### Set problem
Copy all lines below exactly as written. Leave pictures out.

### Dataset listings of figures
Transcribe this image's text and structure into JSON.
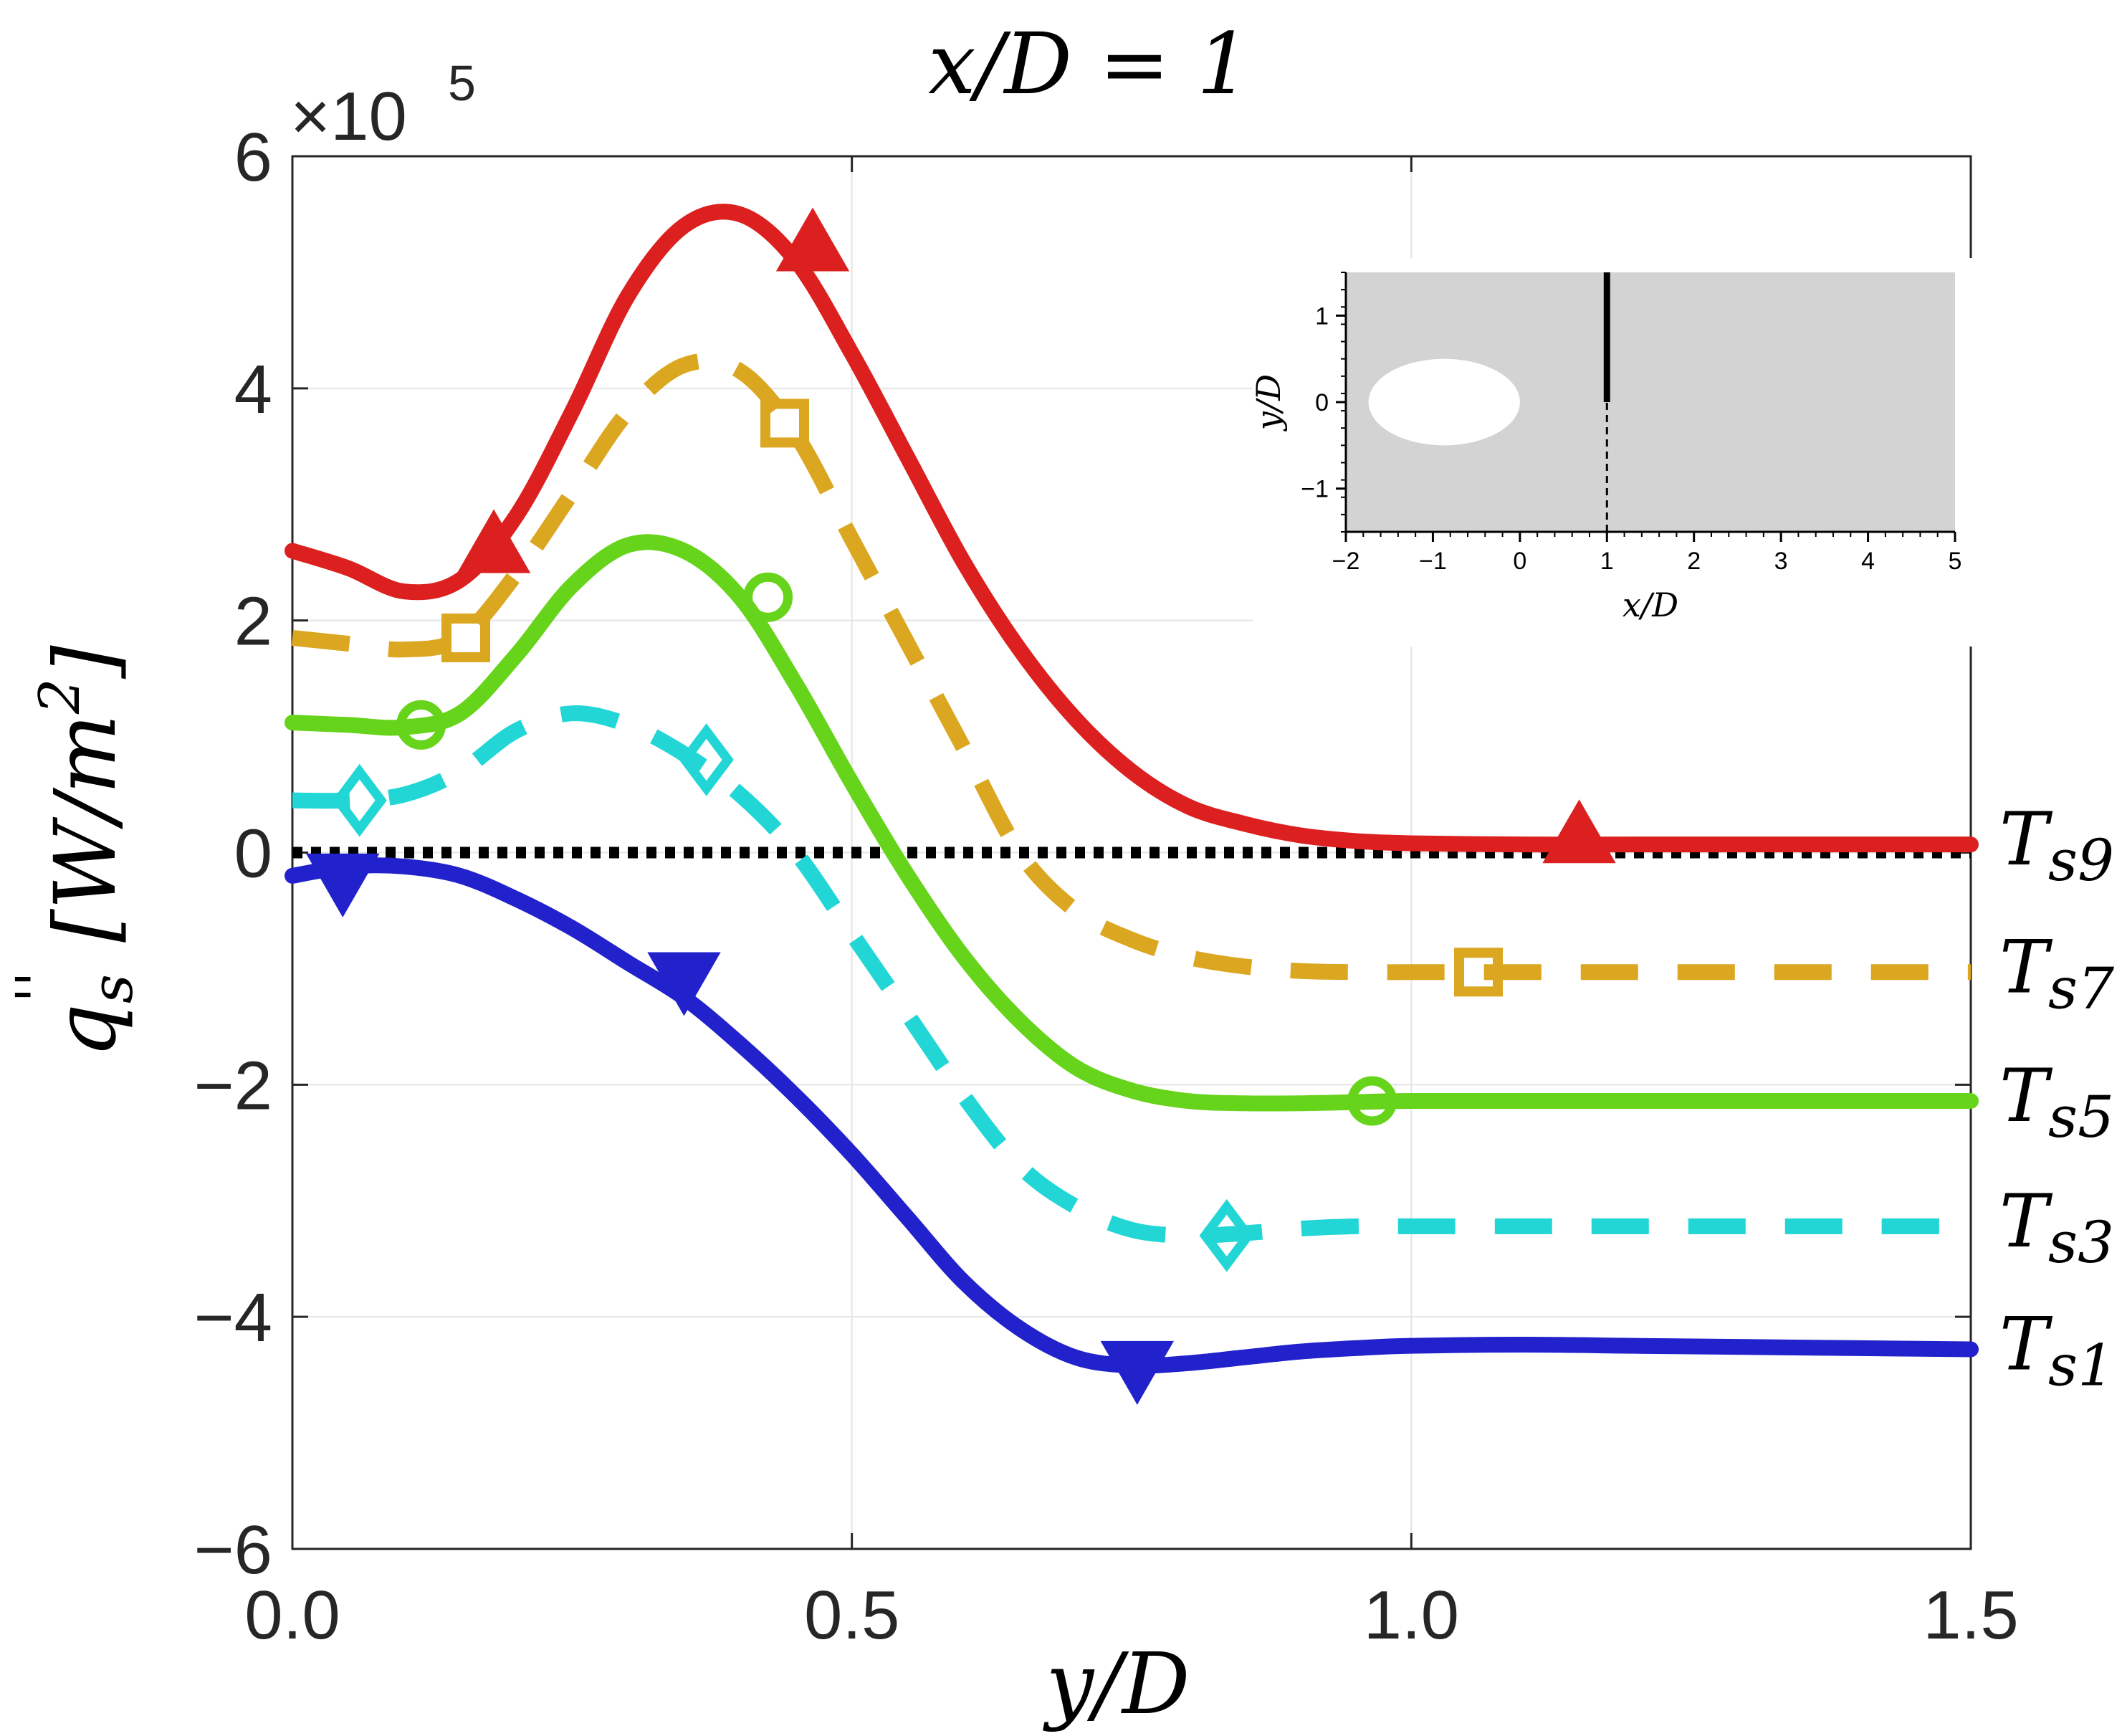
{
  "chart_data": {
    "type": "line",
    "title": "x/D = 1",
    "xlabel": "y/D",
    "ylabel": "q_s'' [W/m^2]",
    "ylabel_parts": {
      "q": "q",
      "sub": "s",
      "prime": "''",
      "unit": "[W/m",
      "sup": "2",
      "close": "]"
    },
    "exponent_label": "×10",
    "exponent_power": "5",
    "xlim": [
      0,
      1.5
    ],
    "ylim": [
      -6,
      6
    ],
    "x_ticks": [
      0,
      0.5,
      1.0,
      1.5
    ],
    "x_tick_labels": [
      "0.0",
      "0.5",
      "1.0",
      "1.5"
    ],
    "y_ticks": [
      -6,
      -4,
      -2,
      0,
      2,
      4,
      6
    ],
    "y_tick_labels": [
      "−6",
      "−4",
      "−2",
      "0",
      "2",
      "4",
      "6"
    ],
    "grid": true,
    "zero_line": {
      "style": "dotted",
      "color": "#000000",
      "value": 0
    },
    "series": [
      {
        "name": "Ts9",
        "label_main": "T",
        "label_sub": "s9",
        "color": "#dc2020",
        "dash": "solid",
        "marker": "triangle-up",
        "x": [
          0,
          0.05,
          0.1,
          0.15,
          0.2,
          0.25,
          0.3,
          0.35,
          0.4,
          0.45,
          0.5,
          0.55,
          0.6,
          0.65,
          0.7,
          0.75,
          0.8,
          0.85,
          0.9,
          0.95,
          1.0,
          1.1,
          1.2,
          1.3,
          1.4,
          1.5
        ],
        "y": [
          2.6,
          2.45,
          2.25,
          2.35,
          2.9,
          3.8,
          4.8,
          5.4,
          5.5,
          5.1,
          4.3,
          3.4,
          2.5,
          1.75,
          1.15,
          0.7,
          0.4,
          0.25,
          0.15,
          0.1,
          0.08,
          0.07,
          0.07,
          0.07,
          0.07,
          0.07
        ],
        "markers_x": [
          0.18,
          0.465,
          1.15
        ],
        "markers_y": [
          2.6,
          5.2,
          0.1
        ]
      },
      {
        "name": "Ts7",
        "label_main": "T",
        "label_sub": "s7",
        "color": "#dba620",
        "dash": "dashed",
        "marker": "square",
        "x": [
          0,
          0.05,
          0.1,
          0.15,
          0.2,
          0.25,
          0.3,
          0.35,
          0.4,
          0.45,
          0.5,
          0.55,
          0.6,
          0.65,
          0.7,
          0.75,
          0.8,
          0.85,
          0.9,
          0.95,
          1.0,
          1.1,
          1.2,
          1.3,
          1.4,
          1.5
        ],
        "y": [
          1.85,
          1.8,
          1.75,
          1.85,
          2.4,
          3.1,
          3.8,
          4.2,
          4.15,
          3.6,
          2.7,
          1.8,
          0.9,
          0.0,
          -0.5,
          -0.75,
          -0.9,
          -0.98,
          -1.02,
          -1.03,
          -1.03,
          -1.03,
          -1.03,
          -1.03,
          -1.03,
          -1.03
        ],
        "markers_x": [
          0.155,
          0.44,
          1.06
        ],
        "markers_y": [
          1.85,
          3.7,
          -1.03
        ]
      },
      {
        "name": "Ts5",
        "label_main": "T",
        "label_sub": "s5",
        "color": "#66d41a",
        "dash": "solid",
        "marker": "circle",
        "x": [
          0,
          0.05,
          0.1,
          0.15,
          0.2,
          0.25,
          0.3,
          0.35,
          0.4,
          0.45,
          0.5,
          0.55,
          0.6,
          0.65,
          0.7,
          0.75,
          0.8,
          0.85,
          0.9,
          0.95,
          1.0,
          1.1,
          1.2,
          1.3,
          1.4,
          1.5
        ],
        "y": [
          1.12,
          1.1,
          1.08,
          1.2,
          1.7,
          2.3,
          2.65,
          2.6,
          2.2,
          1.45,
          0.6,
          -0.2,
          -0.9,
          -1.45,
          -1.85,
          -2.05,
          -2.14,
          -2.16,
          -2.16,
          -2.15,
          -2.14,
          -2.14,
          -2.14,
          -2.14,
          -2.14,
          -2.14
        ],
        "markers_x": [
          0.115,
          0.425,
          0.965
        ],
        "markers_y": [
          1.1,
          2.2,
          -2.14
        ]
      },
      {
        "name": "Ts3",
        "label_main": "T",
        "label_sub": "s3",
        "color": "#22d6d6",
        "dash": "dashed",
        "marker": "diamond",
        "x": [
          0,
          0.05,
          0.1,
          0.15,
          0.2,
          0.25,
          0.3,
          0.35,
          0.4,
          0.45,
          0.5,
          0.55,
          0.6,
          0.65,
          0.7,
          0.75,
          0.8,
          0.85,
          0.9,
          0.95,
          1.0,
          1.1,
          1.2,
          1.3,
          1.4,
          1.5
        ],
        "y": [
          0.45,
          0.45,
          0.5,
          0.7,
          1.05,
          1.2,
          1.1,
          0.85,
          0.5,
          0.0,
          -0.7,
          -1.4,
          -2.1,
          -2.7,
          -3.05,
          -3.25,
          -3.3,
          -3.28,
          -3.24,
          -3.22,
          -3.22,
          -3.22,
          -3.22,
          -3.22,
          -3.22,
          -3.22
        ],
        "markers_x": [
          0.06,
          0.37,
          0.835
        ],
        "markers_y": [
          0.45,
          0.8,
          -3.3
        ]
      },
      {
        "name": "Ts1",
        "label_main": "T",
        "label_sub": "s1",
        "color": "#2222cc",
        "dash": "solid",
        "marker": "triangle-down",
        "x": [
          0,
          0.05,
          0.1,
          0.15,
          0.2,
          0.25,
          0.3,
          0.35,
          0.4,
          0.45,
          0.5,
          0.55,
          0.6,
          0.65,
          0.7,
          0.75,
          0.8,
          0.85,
          0.9,
          0.95,
          1.0,
          1.1,
          1.2,
          1.3,
          1.4,
          1.5
        ],
        "y": [
          -0.2,
          -0.12,
          -0.12,
          -0.2,
          -0.4,
          -0.65,
          -0.95,
          -1.25,
          -1.65,
          -2.1,
          -2.6,
          -3.15,
          -3.7,
          -4.1,
          -4.35,
          -4.42,
          -4.4,
          -4.35,
          -4.3,
          -4.27,
          -4.25,
          -4.24,
          -4.25,
          -4.26,
          -4.27,
          -4.28
        ],
        "markers_x": [
          0.045,
          0.35,
          0.755
        ],
        "markers_y": [
          -0.2,
          -1.05,
          -4.4
        ]
      }
    ],
    "inset": {
      "xlabel": "x/D",
      "ylabel": "y/D",
      "xlim": [
        -2,
        5
      ],
      "ylim": [
        -1.5,
        1.5
      ],
      "x_tick_labels": [
        "−2",
        "−1",
        "0",
        "1",
        "2",
        "3",
        "4",
        "5"
      ],
      "y_tick_labels": [
        "−1",
        "0",
        "1"
      ],
      "domain_color": "#d3d3d3",
      "cylinder_center_x": -0.87,
      "cylinder_center_y": 0,
      "cylinder_radius_x": 0.87,
      "cylinder_radius_y": 0.5,
      "probe_x": 1.0,
      "probe_solid_y": [
        0,
        1.5
      ],
      "probe_dashed_y": [
        -1.5,
        0
      ]
    }
  }
}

### Solution to the exercise
Transcribe this image's text and structure into JSON.
{
  "chart_data": {
    "type": "line",
    "title": "x/D = 1",
    "xlabel": "y/D",
    "ylabel": "q_s'' [W/m^2]",
    "ylabel_parts": {
      "q": "q",
      "sub": "s",
      "prime": "''",
      "unit": "[W/m",
      "sup": "2",
      "close": "]"
    },
    "exponent_label": "×10",
    "exponent_power": "5",
    "xlim": [
      0,
      1.5
    ],
    "ylim": [
      -6,
      6
    ],
    "x_ticks": [
      0,
      0.5,
      1.0,
      1.5
    ],
    "x_tick_labels": [
      "0.0",
      "0.5",
      "1.0",
      "1.5"
    ],
    "y_ticks": [
      -6,
      -4,
      -2,
      0,
      2,
      4,
      6
    ],
    "y_tick_labels": [
      "−6",
      "−4",
      "−2",
      "0",
      "2",
      "4",
      "6"
    ],
    "grid": true,
    "zero_line": {
      "style": "dotted",
      "color": "#000000",
      "value": 0
    },
    "series": [
      {
        "name": "Ts9",
        "label_main": "T",
        "label_sub": "s9",
        "color": "#dc2020",
        "dash": "solid",
        "marker": "triangle-up",
        "x": [
          0,
          0.05,
          0.1,
          0.15,
          0.2,
          0.25,
          0.3,
          0.35,
          0.4,
          0.45,
          0.5,
          0.55,
          0.6,
          0.65,
          0.7,
          0.75,
          0.8,
          0.85,
          0.9,
          0.95,
          1.0,
          1.1,
          1.2,
          1.3,
          1.4,
          1.5
        ],
        "y": [
          2.6,
          2.45,
          2.25,
          2.35,
          2.9,
          3.8,
          4.8,
          5.4,
          5.5,
          5.1,
          4.3,
          3.4,
          2.5,
          1.75,
          1.15,
          0.7,
          0.4,
          0.25,
          0.15,
          0.1,
          0.08,
          0.07,
          0.07,
          0.07,
          0.07,
          0.07
        ],
        "markers_x": [
          0.18,
          0.465,
          1.15
        ],
        "markers_y": [
          2.6,
          5.2,
          0.1
        ]
      },
      {
        "name": "Ts7",
        "label_main": "T",
        "label_sub": "s7",
        "color": "#dba620",
        "dash": "dashed",
        "marker": "square",
        "x": [
          0,
          0.05,
          0.1,
          0.15,
          0.2,
          0.25,
          0.3,
          0.35,
          0.4,
          0.45,
          0.5,
          0.55,
          0.6,
          0.65,
          0.7,
          0.75,
          0.8,
          0.85,
          0.9,
          0.95,
          1.0,
          1.1,
          1.2,
          1.3,
          1.4,
          1.5
        ],
        "y": [
          1.85,
          1.8,
          1.75,
          1.85,
          2.4,
          3.1,
          3.8,
          4.2,
          4.15,
          3.6,
          2.7,
          1.8,
          0.9,
          0.0,
          -0.5,
          -0.75,
          -0.9,
          -0.98,
          -1.02,
          -1.03,
          -1.03,
          -1.03,
          -1.03,
          -1.03,
          -1.03,
          -1.03
        ],
        "markers_x": [
          0.155,
          0.44,
          1.06
        ],
        "markers_y": [
          1.85,
          3.7,
          -1.03
        ]
      },
      {
        "name": "Ts5",
        "label_main": "T",
        "label_sub": "s5",
        "color": "#66d41a",
        "dash": "solid",
        "marker": "circle",
        "x": [
          0,
          0.05,
          0.1,
          0.15,
          0.2,
          0.25,
          0.3,
          0.35,
          0.4,
          0.45,
          0.5,
          0.55,
          0.6,
          0.65,
          0.7,
          0.75,
          0.8,
          0.85,
          0.9,
          0.95,
          1.0,
          1.1,
          1.2,
          1.3,
          1.4,
          1.5
        ],
        "y": [
          1.12,
          1.1,
          1.08,
          1.2,
          1.7,
          2.3,
          2.65,
          2.6,
          2.2,
          1.45,
          0.6,
          -0.2,
          -0.9,
          -1.45,
          -1.85,
          -2.05,
          -2.14,
          -2.16,
          -2.16,
          -2.15,
          -2.14,
          -2.14,
          -2.14,
          -2.14,
          -2.14,
          -2.14
        ],
        "markers_x": [
          0.115,
          0.425,
          0.965
        ],
        "markers_y": [
          1.1,
          2.2,
          -2.14
        ]
      },
      {
        "name": "Ts3",
        "label_main": "T",
        "label_sub": "s3",
        "color": "#22d6d6",
        "dash": "dashed",
        "marker": "diamond",
        "x": [
          0,
          0.05,
          0.1,
          0.15,
          0.2,
          0.25,
          0.3,
          0.35,
          0.4,
          0.45,
          0.5,
          0.55,
          0.6,
          0.65,
          0.7,
          0.75,
          0.8,
          0.85,
          0.9,
          0.95,
          1.0,
          1.1,
          1.2,
          1.3,
          1.4,
          1.5
        ],
        "y": [
          0.45,
          0.45,
          0.5,
          0.7,
          1.05,
          1.2,
          1.1,
          0.85,
          0.5,
          0.0,
          -0.7,
          -1.4,
          -2.1,
          -2.7,
          -3.05,
          -3.25,
          -3.3,
          -3.28,
          -3.24,
          -3.22,
          -3.22,
          -3.22,
          -3.22,
          -3.22,
          -3.22,
          -3.22
        ],
        "markers_x": [
          0.06,
          0.37,
          0.835
        ],
        "markers_y": [
          0.45,
          0.8,
          -3.3
        ]
      },
      {
        "name": "Ts1",
        "label_main": "T",
        "label_sub": "s1",
        "color": "#2222cc",
        "dash": "solid",
        "marker": "triangle-down",
        "x": [
          0,
          0.05,
          0.1,
          0.15,
          0.2,
          0.25,
          0.3,
          0.35,
          0.4,
          0.45,
          0.5,
          0.55,
          0.6,
          0.65,
          0.7,
          0.75,
          0.8,
          0.85,
          0.9,
          0.95,
          1.0,
          1.1,
          1.2,
          1.3,
          1.4,
          1.5
        ],
        "y": [
          -0.2,
          -0.12,
          -0.12,
          -0.2,
          -0.4,
          -0.65,
          -0.95,
          -1.25,
          -1.65,
          -2.1,
          -2.6,
          -3.15,
          -3.7,
          -4.1,
          -4.35,
          -4.42,
          -4.4,
          -4.35,
          -4.3,
          -4.27,
          -4.25,
          -4.24,
          -4.25,
          -4.26,
          -4.27,
          -4.28
        ],
        "markers_x": [
          0.045,
          0.35,
          0.755
        ],
        "markers_y": [
          -0.2,
          -1.05,
          -4.4
        ]
      }
    ],
    "inset": {
      "xlabel": "x/D",
      "ylabel": "y/D",
      "xlim": [
        -2,
        5
      ],
      "ylim": [
        -1.5,
        1.5
      ],
      "x_tick_labels": [
        "−2",
        "−1",
        "0",
        "1",
        "2",
        "3",
        "4",
        "5"
      ],
      "y_tick_labels": [
        "−1",
        "0",
        "1"
      ],
      "domain_color": "#d3d3d3",
      "cylinder_center_x": -0.87,
      "cylinder_center_y": 0,
      "cylinder_radius_x": 0.87,
      "cylinder_radius_y": 0.5,
      "probe_x": 1.0,
      "probe_solid_y": [
        0,
        1.5
      ],
      "probe_dashed_y": [
        -1.5,
        0
      ]
    }
  }
}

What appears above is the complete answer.